*PROBLEM REQUIREMENTS*: In the entries that follow, how many lines hold the string "Mark"? Give only that number.

[Rows from a dataset]

# # # # # # #

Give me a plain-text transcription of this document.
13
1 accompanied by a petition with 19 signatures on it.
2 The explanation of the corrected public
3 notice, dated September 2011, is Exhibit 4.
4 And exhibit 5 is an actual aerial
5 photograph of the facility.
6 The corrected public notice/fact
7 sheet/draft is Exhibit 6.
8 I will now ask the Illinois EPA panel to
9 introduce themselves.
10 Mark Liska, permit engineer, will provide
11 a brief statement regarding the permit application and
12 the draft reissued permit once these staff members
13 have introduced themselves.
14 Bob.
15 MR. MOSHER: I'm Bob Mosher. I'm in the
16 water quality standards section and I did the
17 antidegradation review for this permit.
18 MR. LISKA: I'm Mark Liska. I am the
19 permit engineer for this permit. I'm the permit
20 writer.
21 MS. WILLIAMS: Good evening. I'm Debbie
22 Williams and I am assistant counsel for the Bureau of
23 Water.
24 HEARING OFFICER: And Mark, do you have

# # # # # # #

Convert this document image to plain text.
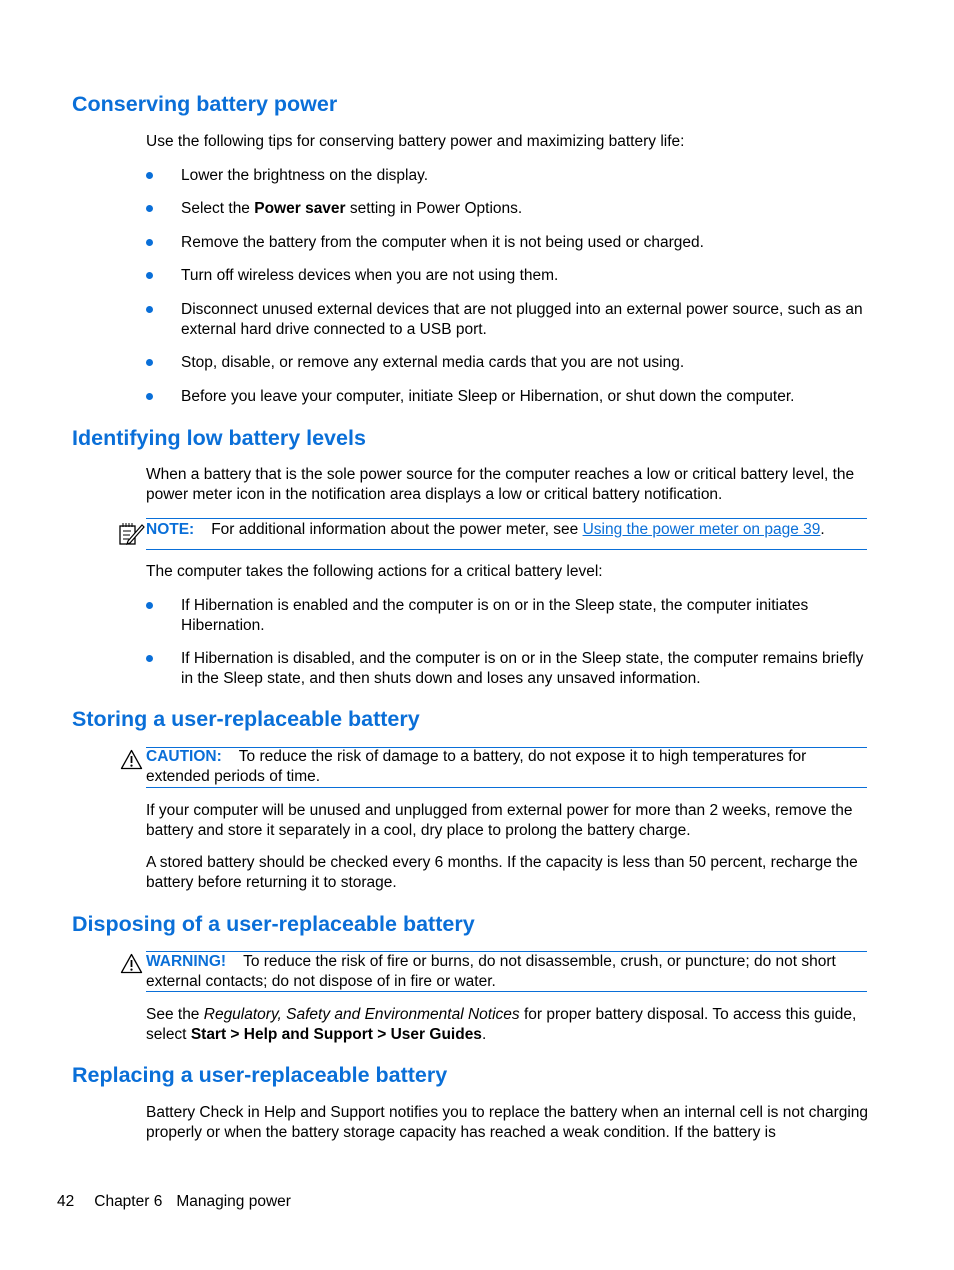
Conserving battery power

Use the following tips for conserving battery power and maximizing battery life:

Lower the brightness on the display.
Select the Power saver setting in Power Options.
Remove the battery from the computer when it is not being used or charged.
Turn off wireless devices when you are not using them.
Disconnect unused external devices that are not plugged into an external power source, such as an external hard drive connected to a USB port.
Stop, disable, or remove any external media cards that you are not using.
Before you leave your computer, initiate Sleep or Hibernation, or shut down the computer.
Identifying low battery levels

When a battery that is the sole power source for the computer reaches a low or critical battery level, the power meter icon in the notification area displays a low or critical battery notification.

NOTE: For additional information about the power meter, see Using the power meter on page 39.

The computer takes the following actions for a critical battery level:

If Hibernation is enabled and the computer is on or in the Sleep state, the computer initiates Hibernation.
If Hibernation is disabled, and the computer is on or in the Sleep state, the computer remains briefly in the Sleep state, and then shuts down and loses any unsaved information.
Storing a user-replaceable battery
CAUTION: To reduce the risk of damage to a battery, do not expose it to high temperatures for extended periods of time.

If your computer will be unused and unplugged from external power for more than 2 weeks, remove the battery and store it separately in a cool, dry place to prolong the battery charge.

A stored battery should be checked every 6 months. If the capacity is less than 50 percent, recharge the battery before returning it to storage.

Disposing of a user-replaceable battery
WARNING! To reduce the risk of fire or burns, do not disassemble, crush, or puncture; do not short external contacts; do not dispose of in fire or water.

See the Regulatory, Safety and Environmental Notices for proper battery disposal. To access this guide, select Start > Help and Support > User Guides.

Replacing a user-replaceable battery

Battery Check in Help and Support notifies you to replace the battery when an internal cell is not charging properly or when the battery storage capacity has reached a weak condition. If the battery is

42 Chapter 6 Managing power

# # # # # # #

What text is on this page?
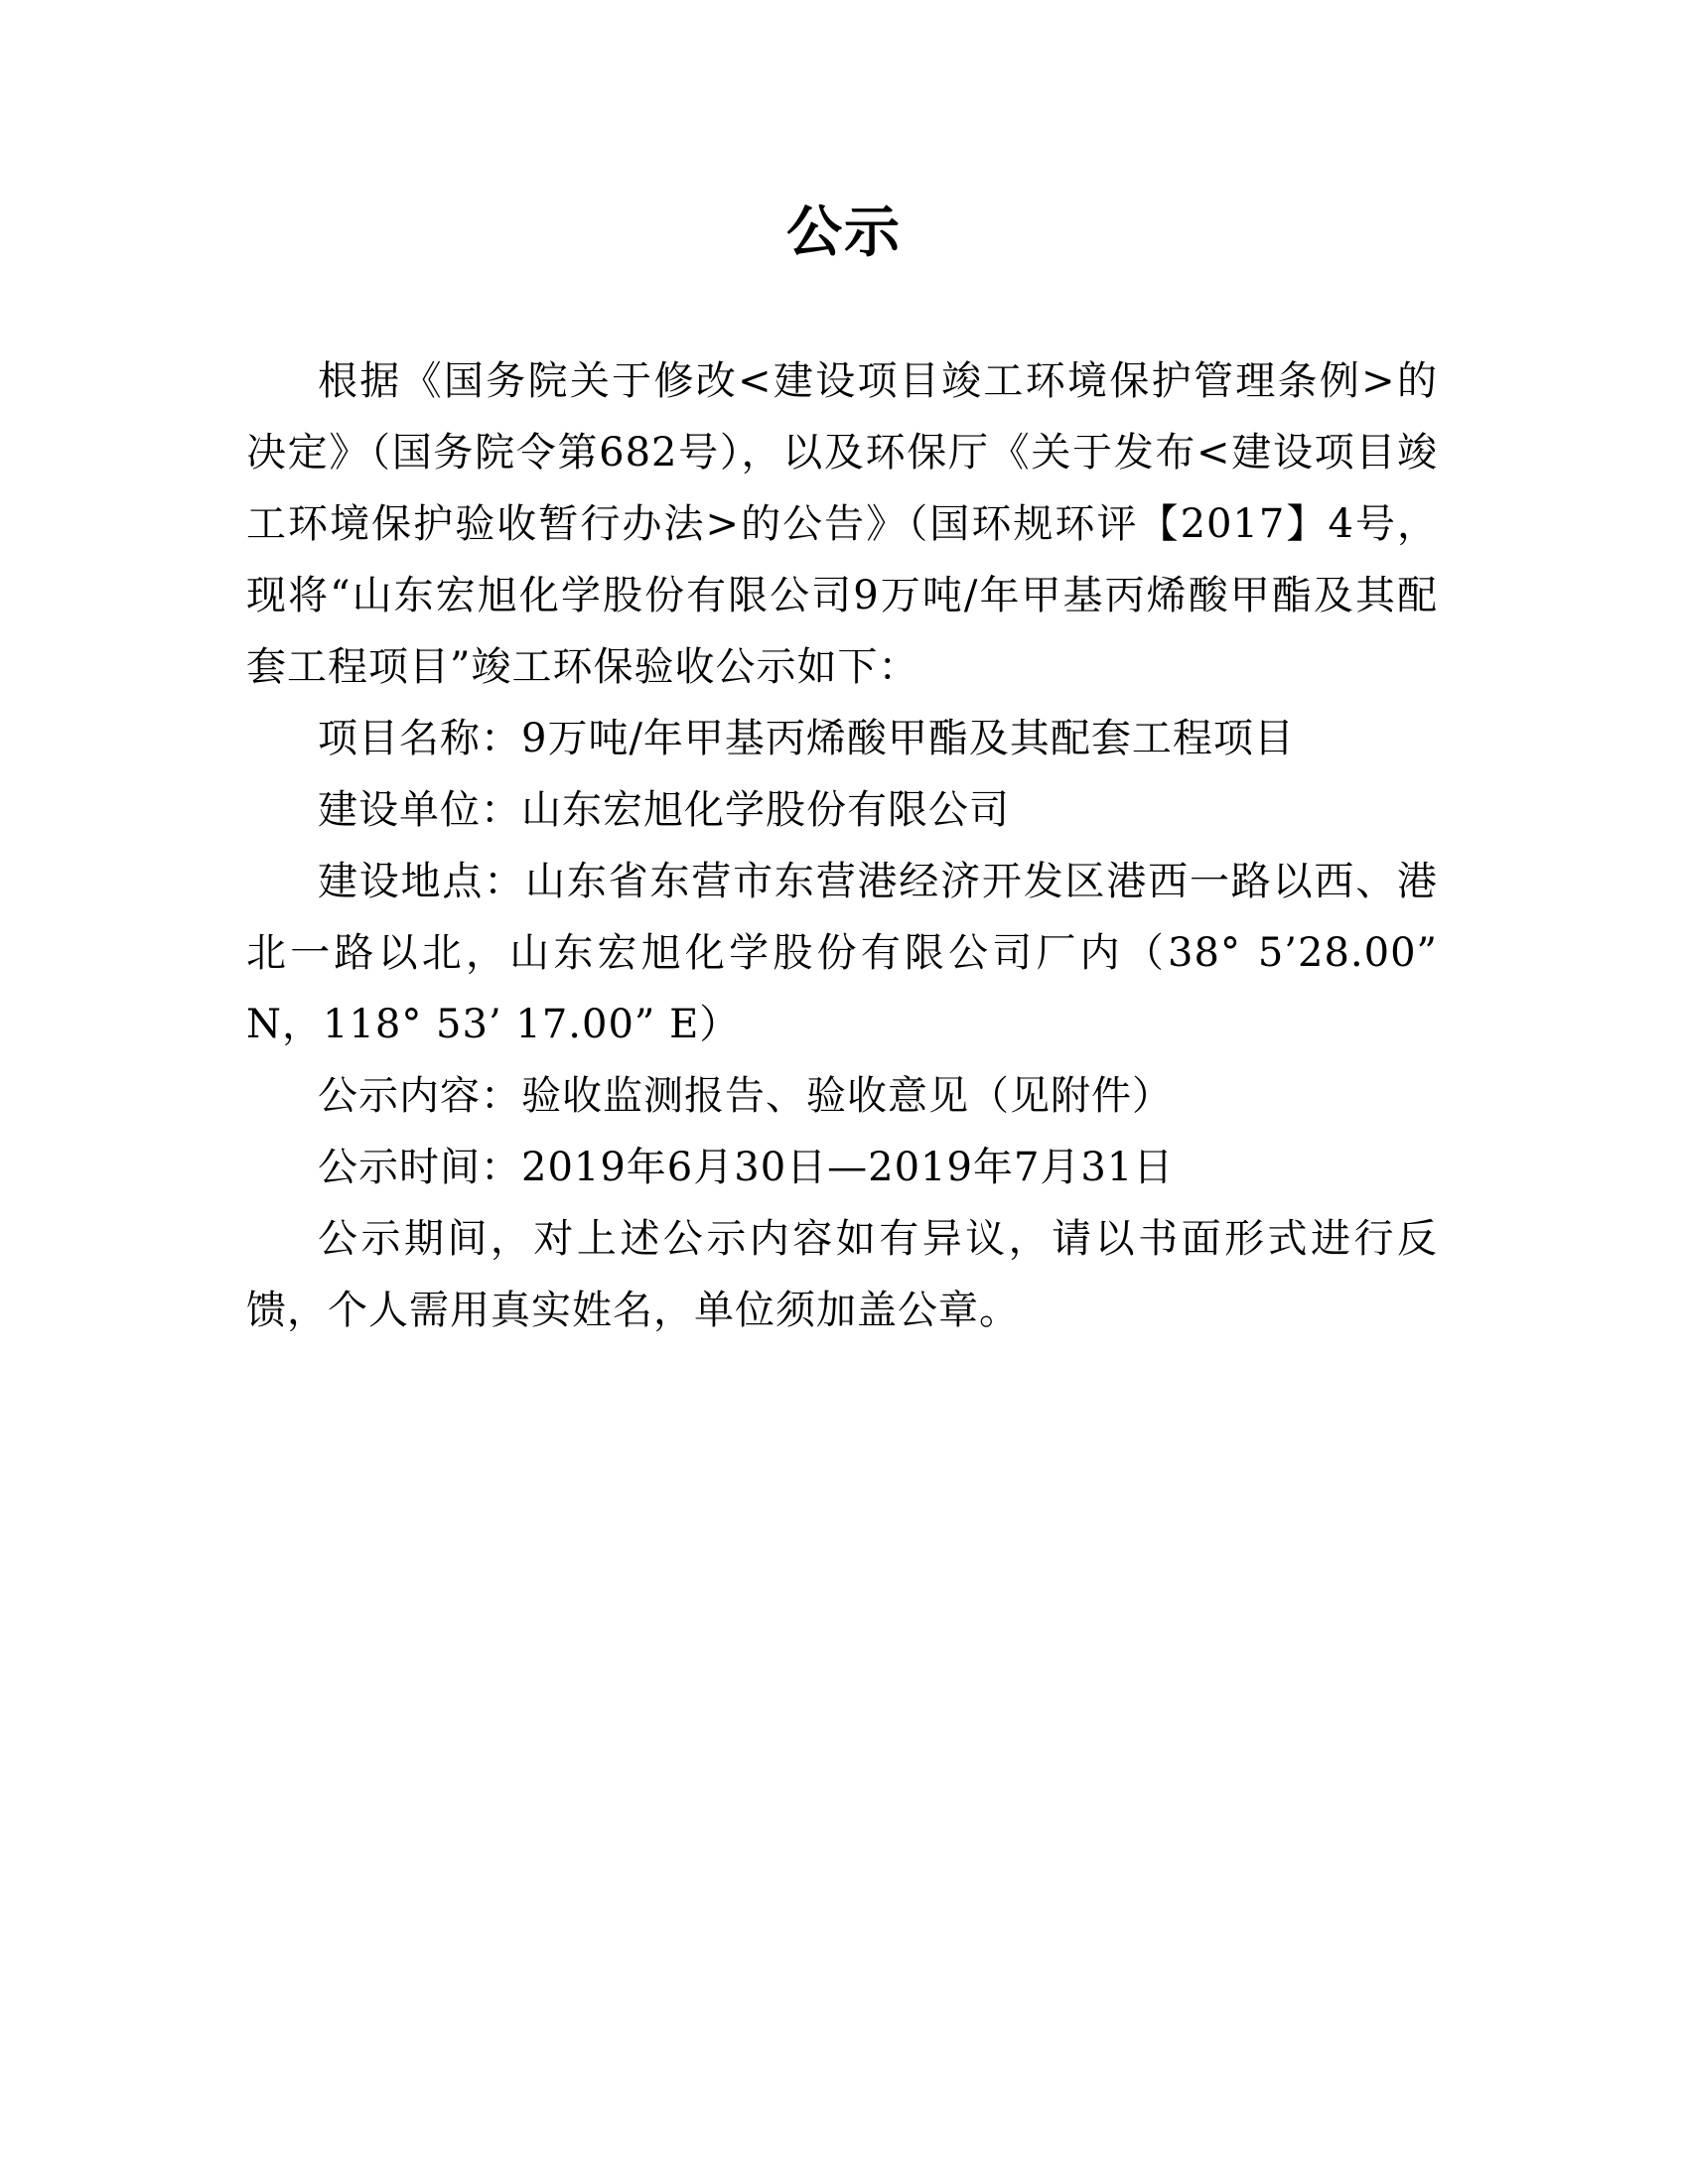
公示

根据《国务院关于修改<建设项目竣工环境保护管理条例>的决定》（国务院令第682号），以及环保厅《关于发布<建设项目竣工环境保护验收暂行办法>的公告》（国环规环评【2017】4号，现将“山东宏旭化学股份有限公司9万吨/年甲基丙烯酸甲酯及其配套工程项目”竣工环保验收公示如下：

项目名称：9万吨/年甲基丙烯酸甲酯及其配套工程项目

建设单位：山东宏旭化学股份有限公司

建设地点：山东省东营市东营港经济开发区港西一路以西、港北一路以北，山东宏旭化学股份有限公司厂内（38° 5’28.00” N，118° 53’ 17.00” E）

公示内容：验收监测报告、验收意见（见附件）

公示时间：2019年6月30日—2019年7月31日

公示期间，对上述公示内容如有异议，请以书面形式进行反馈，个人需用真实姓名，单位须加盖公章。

# # # # # # #

*CORRECT RESULT*: 3